▶ PAGE EXCERPT:
━━━
Respiratory infections are one of the biggest killers in the western world, and pneumococcal infections can range from mild to potentially deadly. Children and the elderly are most at risk, as well as those with compromised immune systems. There are approximately 90 distinct pneumococcal serotypes and, although not all cause disease, this makes treatment challenging. An effective conjugate vaccine has been available since 2001, however there has been a rise in antibiotic resistance in serotypes not covered by this conjugate vaccine and previously non-infectious serotypes are increasing in virulence. This makes treatment of pneumococcal pneumonia and less severe illnesses such as otitis media more difficult to manage. Therefore finding new approaches to combat pneumococcal disease remains a high priority.
Pneumococcal sialidases show promise as targets for both vaccines and small molecule inhibitors as they are implicated in host colonisation and pathogenesis. They facilitate bacterial invasion of host cell surfaces and promote biofilm formation. S. pneumoniae bacteria contain up to three sialidase enzymes; Nan A, B and C. The structure of two of these enzymes – A and B – is known. However, high resolution structural information was required to uncover the structure of NanC, providing the final step in identifying how these enzymes work to sustain S. pneumoniae and how they could be targeted and disabled.
━━━
▶ SOURCE MATERIAL:
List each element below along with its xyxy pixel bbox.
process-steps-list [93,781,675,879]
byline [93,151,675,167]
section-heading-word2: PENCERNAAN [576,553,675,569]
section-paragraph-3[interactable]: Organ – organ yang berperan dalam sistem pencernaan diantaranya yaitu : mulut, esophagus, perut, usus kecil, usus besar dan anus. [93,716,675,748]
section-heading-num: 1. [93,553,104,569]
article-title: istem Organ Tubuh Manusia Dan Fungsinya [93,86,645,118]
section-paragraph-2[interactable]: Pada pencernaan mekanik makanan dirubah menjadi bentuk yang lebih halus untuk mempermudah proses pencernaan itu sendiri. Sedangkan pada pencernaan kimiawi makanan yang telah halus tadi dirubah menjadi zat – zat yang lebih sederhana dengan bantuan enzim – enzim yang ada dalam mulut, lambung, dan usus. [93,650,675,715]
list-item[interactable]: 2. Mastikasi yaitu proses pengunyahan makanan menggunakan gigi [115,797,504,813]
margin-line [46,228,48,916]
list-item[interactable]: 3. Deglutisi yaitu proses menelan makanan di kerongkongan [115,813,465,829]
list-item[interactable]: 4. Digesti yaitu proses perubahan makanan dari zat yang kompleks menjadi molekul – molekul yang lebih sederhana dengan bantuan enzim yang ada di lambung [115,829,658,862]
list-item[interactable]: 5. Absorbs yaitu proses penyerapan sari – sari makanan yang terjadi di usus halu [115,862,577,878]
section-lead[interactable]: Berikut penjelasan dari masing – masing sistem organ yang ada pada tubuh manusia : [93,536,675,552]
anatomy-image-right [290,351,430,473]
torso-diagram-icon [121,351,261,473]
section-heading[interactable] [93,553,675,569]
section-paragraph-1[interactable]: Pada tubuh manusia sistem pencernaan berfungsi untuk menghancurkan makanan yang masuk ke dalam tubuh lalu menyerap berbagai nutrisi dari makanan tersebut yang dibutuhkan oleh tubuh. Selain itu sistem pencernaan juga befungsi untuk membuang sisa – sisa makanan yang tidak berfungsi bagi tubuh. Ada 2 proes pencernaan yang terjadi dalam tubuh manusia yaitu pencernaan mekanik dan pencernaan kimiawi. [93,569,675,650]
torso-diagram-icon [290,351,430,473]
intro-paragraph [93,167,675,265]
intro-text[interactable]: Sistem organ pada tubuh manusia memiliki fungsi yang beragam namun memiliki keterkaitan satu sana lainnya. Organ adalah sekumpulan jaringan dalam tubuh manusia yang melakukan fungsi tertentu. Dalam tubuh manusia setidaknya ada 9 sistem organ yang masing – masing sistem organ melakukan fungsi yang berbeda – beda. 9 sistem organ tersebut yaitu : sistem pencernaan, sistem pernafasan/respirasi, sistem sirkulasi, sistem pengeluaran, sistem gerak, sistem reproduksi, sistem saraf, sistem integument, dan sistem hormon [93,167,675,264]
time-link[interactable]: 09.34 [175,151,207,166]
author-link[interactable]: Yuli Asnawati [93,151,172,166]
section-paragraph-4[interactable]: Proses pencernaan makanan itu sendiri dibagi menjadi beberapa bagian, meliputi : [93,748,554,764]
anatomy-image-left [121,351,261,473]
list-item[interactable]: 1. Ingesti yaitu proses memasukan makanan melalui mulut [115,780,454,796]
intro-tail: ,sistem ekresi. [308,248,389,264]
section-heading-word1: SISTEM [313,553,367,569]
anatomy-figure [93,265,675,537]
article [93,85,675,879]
━━━
▶ TASKS TO COMPLETE:
1. Using the text on pneumococcal sialidases, answer each question:
(a) Since what year has an effective conjugate vaccine been available?
(b) Approximately how many distinct pneumococcal serotypes are there?
(c) Which two sialidase enzymes already had a known structure?
2. From the text on pneumococcal sialidases, extract the stretch from "Pneumococcal sialidases show" through "targeted and disabled.".

▶ SOLVED PROBLEMS:
1.
(a) 2001
(b) About 90
(c) A and B

2.
Pneumococcal sialidases show promise as targets for both vaccines and small molecule inhibitors as they are implicated in host colonisation and pathogenesis. They facilitate bacterial invasion of host cell surfaces and promote biofilm formation. S. pneumoniae bacteria contain up to three sialidase enzymes; Nan A, B and C. The structure of two of these enzymes – A and B – is known. However, high resolution structural information was required to uncover the structure of NanC, providing the final step in identifying how these enzymes work to sustain S. pneumoniae and how they could be targeted and disabled.